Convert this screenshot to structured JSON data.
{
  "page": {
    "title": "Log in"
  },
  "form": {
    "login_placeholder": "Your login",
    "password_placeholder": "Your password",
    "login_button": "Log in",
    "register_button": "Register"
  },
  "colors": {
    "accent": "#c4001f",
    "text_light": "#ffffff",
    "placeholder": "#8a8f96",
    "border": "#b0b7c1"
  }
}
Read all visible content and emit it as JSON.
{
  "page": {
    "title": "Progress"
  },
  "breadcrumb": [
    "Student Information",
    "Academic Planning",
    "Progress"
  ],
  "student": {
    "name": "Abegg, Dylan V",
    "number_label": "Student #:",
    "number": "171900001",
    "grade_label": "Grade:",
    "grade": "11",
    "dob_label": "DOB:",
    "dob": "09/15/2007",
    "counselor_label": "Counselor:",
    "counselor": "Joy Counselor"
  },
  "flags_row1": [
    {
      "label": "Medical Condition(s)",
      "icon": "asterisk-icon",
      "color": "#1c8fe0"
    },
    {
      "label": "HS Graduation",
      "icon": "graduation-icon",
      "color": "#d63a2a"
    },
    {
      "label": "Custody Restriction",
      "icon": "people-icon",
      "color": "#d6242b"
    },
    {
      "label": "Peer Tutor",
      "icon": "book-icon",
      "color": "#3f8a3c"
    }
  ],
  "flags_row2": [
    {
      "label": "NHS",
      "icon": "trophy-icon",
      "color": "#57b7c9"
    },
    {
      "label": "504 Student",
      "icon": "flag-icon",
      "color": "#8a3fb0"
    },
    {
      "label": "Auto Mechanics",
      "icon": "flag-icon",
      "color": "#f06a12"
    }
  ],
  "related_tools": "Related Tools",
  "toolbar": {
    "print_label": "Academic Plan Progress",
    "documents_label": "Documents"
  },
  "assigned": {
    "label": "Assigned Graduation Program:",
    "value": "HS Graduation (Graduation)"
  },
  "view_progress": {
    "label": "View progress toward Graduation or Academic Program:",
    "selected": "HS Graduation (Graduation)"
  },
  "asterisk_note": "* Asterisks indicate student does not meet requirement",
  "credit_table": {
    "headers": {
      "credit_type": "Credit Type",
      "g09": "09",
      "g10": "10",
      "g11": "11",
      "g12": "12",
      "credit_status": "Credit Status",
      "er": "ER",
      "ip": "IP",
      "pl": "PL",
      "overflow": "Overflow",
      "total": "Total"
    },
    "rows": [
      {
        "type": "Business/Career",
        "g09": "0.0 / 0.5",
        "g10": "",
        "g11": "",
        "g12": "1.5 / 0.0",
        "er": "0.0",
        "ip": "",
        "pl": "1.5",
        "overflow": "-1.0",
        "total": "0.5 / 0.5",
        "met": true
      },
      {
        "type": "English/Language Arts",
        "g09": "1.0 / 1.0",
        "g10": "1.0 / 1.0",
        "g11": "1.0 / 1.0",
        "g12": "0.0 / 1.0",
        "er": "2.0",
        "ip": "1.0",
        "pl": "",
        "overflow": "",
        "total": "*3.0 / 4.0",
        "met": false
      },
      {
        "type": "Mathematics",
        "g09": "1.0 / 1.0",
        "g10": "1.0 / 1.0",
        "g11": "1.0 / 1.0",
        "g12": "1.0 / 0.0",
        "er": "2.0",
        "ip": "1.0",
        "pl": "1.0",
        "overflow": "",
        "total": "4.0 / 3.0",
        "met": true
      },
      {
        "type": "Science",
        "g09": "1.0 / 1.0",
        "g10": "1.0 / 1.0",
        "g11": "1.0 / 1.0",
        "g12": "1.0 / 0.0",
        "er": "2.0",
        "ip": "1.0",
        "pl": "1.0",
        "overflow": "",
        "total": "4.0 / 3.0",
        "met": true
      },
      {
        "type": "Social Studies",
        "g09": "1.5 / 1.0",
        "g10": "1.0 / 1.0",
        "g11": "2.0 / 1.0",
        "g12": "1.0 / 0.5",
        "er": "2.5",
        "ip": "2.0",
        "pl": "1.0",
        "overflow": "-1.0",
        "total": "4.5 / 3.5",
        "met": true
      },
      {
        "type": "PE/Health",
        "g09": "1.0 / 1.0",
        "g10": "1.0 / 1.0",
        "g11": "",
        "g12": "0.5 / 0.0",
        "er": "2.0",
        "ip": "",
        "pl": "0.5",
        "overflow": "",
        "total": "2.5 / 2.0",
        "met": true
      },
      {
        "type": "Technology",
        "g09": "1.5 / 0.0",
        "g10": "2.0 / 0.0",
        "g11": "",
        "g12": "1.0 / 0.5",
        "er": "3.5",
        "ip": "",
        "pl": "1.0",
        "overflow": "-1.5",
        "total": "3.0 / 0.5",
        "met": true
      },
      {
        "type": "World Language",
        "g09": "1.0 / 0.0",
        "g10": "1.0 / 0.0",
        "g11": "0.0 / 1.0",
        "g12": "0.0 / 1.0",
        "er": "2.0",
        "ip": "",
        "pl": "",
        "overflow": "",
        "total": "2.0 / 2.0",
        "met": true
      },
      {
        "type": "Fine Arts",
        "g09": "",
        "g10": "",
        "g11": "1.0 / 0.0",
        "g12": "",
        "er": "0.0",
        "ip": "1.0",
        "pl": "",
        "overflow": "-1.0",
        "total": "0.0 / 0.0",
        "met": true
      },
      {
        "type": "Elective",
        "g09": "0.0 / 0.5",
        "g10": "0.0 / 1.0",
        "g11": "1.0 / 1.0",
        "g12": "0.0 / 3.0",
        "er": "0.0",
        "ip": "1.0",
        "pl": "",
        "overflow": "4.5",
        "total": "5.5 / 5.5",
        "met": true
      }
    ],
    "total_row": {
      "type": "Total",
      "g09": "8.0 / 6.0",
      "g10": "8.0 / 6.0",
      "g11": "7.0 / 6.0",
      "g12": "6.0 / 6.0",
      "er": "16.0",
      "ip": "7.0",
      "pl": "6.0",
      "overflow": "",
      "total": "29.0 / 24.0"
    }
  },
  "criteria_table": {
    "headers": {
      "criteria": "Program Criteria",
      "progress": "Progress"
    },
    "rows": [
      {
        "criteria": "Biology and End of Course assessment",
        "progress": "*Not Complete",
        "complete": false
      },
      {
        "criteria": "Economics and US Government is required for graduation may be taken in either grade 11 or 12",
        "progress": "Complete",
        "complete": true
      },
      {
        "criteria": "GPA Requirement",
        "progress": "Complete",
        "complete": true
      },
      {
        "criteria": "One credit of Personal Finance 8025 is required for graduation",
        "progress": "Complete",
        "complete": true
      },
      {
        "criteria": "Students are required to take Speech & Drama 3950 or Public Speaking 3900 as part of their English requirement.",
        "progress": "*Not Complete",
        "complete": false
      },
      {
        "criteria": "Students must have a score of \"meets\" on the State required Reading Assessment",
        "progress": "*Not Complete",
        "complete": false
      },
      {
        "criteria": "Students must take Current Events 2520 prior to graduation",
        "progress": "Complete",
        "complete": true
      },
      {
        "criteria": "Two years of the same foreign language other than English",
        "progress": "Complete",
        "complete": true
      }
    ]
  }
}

Exercise brief: Please repeat the material above, word for word and in full.

Expected output:
Convert this screenshot to structured JSON data.
{
  "page": {
    "title": "Log in"
  },
  "form": {
    "login_placeholder": "Your login",
    "password_placeholder": "Your password",
    "login_button": "Log in",
    "register_button": "Register"
  },
  "colors": {
    "accent": "#c4001f",
    "text_light": "#ffffff",
    "placeholder": "#8a8f96",
    "border": "#b0b7c1"
  }
}
Read all visible content and emit it as JSON.
{
  "page": {
    "title": "Progress"
  },
  "breadcrumb": [
    "Student Information",
    "Academic Planning",
    "Progress"
  ],
  "student": {
    "name": "Abegg, Dylan V",
    "number_label": "Student #:",
    "number": "171900001",
    "grade_label": "Grade:",
    "grade": "11",
    "dob_label": "DOB:",
    "dob": "09/15/2007",
    "counselor_label": "Counselor:",
    "counselor": "Joy Counselor"
  },
  "flags_row1": [
    {
      "label": "Medical Condition(s)",
      "icon": "asterisk-icon",
      "color": "#1c8fe0"
    },
    {
      "label": "HS Graduation",
      "icon": "graduation-icon",
      "color": "#d63a2a"
    },
    {
      "label": "Custody Restriction",
      "icon": "people-icon",
      "color": "#d6242b"
    },
    {
      "label": "Peer Tutor",
      "icon": "book-icon",
      "color": "#3f8a3c"
    }
  ],
  "flags_row2": [
    {
      "label": "NHS",
      "icon": "trophy-icon",
      "color": "#57b7c9"
    },
    {
      "label": "504 Student",
      "icon": "flag-icon",
      "color": "#8a3fb0"
    },
    {
      "label": "Auto Mechanics",
      "icon": "flag-icon",
      "color": "#f06a12"
    }
  ],
  "related_tools": "Related Tools",
  "toolbar": {
    "print_label": "Academic Plan Progress",
    "documents_label": "Documents"
  },
  "assigned": {
    "label": "Assigned Graduation Program:",
    "value": "HS Graduation (Graduation)"
  },
  "view_progress": {
    "label": "View progress toward Graduation or Academic Program:",
    "selected": "HS Graduation (Graduation)"
  },
  "asterisk_note": "* Asterisks indicate student does not meet requirement",
  "credit_table": {
    "headers": {
      "credit_type": "Credit Type",
      "g09": "09",
      "g10": "10",
      "g11": "11",
      "g12": "12",
      "credit_status": "Credit Status",
      "er": "ER",
      "ip": "IP",
      "pl": "PL",
      "overflow": "Overflow",
      "total": "Total"
    },
    "rows": [
      {
        "type": "Business/Career",
        "g09": "0.0 / 0.5",
        "g10": "",
        "g11": "",
        "g12": "1.5 / 0.0",
        "er": "0.0",
        "ip": "",
        "pl": "1.5",
        "overflow": "-1.0",
        "total": "0.5 / 0.5",
        "met": true
      },
      {
        "type": "English/Language Arts",
        "g09": "1.0 / 1.0",
        "g10": "1.0 / 1.0",
        "g11": "1.0 / 1.0",
        "g12": "0.0 / 1.0",
        "er": "2.0",
        "ip": "1.0",
        "pl": "",
        "overflow": "",
        "total": "*3.0 / 4.0",
        "met": false
      },
      {
        "type": "Mathematics",
        "g09": "1.0 / 1.0",
        "g10": "1.0 / 1.0",
        "g11": "1.0 / 1.0",
        "g12": "1.0 / 0.0",
        "er": "2.0",
        "ip": "1.0",
        "pl": "1.0",
        "overflow": "",
        "total": "4.0 / 3.0",
        "met": true
      },
      {
        "type": "Science",
        "g09": "1.0 / 1.0",
        "g10": "1.0 / 1.0",
        "g11": "1.0 / 1.0",
        "g12": "1.0 / 0.0",
        "er": "2.0",
        "ip": "1.0",
        "pl": "1.0",
        "overflow": "",
        "total": "4.0 / 3.0",
        "met": true
      },
      {
        "type": "Social Studies",
        "g09": "1.5 / 1.0",
        "g10": "1.0 / 1.0",
        "g11": "2.0 / 1.0",
        "g12": "1.0 / 0.5",
        "er": "2.5",
        "ip": "2.0",
        "pl": "1.0",
        "overflow": "-1.0",
        "total": "4.5 / 3.5",
        "met": true
      },
      {
        "type": "PE/Health",
        "g09": "1.0 / 1.0",
        "g10": "1.0 / 1.0",
        "g11": "",
        "g12": "0.5 / 0.0",
        "er": "2.0",
        "ip": "",
        "pl": "0.5",
        "overflow": "",
        "total": "2.5 / 2.0",
        "met": true
      },
      {
        "type": "Technology",
        "g09": "1.5 / 0.0",
        "g10": "2.0 / 0.0",
        "g11": "",
        "g12": "1.0 / 0.5",
        "er": "3.5",
        "ip": "",
        "pl": "1.0",
        "overflow": "-1.5",
        "total": "3.0 / 0.5",
        "met": true
      },
      {
        "type": "World Language",
        "g09": "1.0 / 0.0",
        "g10": "1.0 / 0.0",
        "g11": "0.0 / 1.0",
        "g12": "0.0 / 1.0",
        "er": "2.0",
        "ip": "",
        "pl": "",
        "overflow": "",
        "total": "2.0 / 2.0",
        "met": true
      },
      {
        "type": "Fine Arts",
        "g09": "",
        "g10": "",
        "g11": "1.0 / 0.0",
        "g12": "",
        "er": "0.0",
        "ip": "1.0",
        "pl": "",
        "overflow": "-1.0",
        "total": "0.0 / 0.0",
        "met": true
      },
      {
        "type": "Elective",
        "g09": "0.0 / 0.5",
        "g10": "0.0 / 1.0",
        "g11": "1.0 / 1.0",
        "g12": "0.0 / 3.0",
        "er": "0.0",
        "ip": "1.0",
        "pl": "",
        "overflow": "4.5",
        "total": "5.5 / 5.5",
        "met": true
      }
    ],
    "total_row": {
      "type": "Total",
      "g09": "8.0 / 6.0",
      "g10": "8.0 / 6.0",
      "g11": "7.0 / 6.0",
      "g12": "6.0 / 6.0",
      "er": "16.0",
      "ip": "7.0",
      "pl": "6.0",
      "overflow": "",
      "total": "29.0 / 24.0"
    }
  },
  "criteria_table": {
    "headers": {
      "criteria": "Program Criteria",
      "progress": "Progress"
    },
    "rows": [
      {
        "criteria": "Biology and End of Course assessment",
        "progress": "*Not Complete",
        "complete": false
      },
      {
        "criteria": "Economics and US Government is required for graduation may be taken in either grade 11 or 12",
        "progress": "Complete",
        "complete": true
      },
      {
        "criteria": "GPA Requirement",
        "progress": "Complete",
        "complete": true
      },
      {
        "criteria": "One credit of Personal Finance 8025 is required for graduation",
        "progress": "Complete",
        "complete": true
      },
      {
        "criteria": "Students are required to take Speech & Drama 3950 or Public Speaking 3900 as part of their English requirement.",
        "progress": "*Not Complete",
        "complete": false
      },
      {
        "criteria": "Students must have a score of \"meets\" on the State required Reading Assessment",
        "progress": "*Not Complete",
        "complete": false
      },
      {
        "criteria": "Students must take Current Events 2520 prior to graduation",
        "progress": "Complete",
        "complete": true
      },
      {
        "criteria": "Two years of the same foreign language other than English",
        "progress": "Complete",
        "complete": true
      }
    ]
  }
}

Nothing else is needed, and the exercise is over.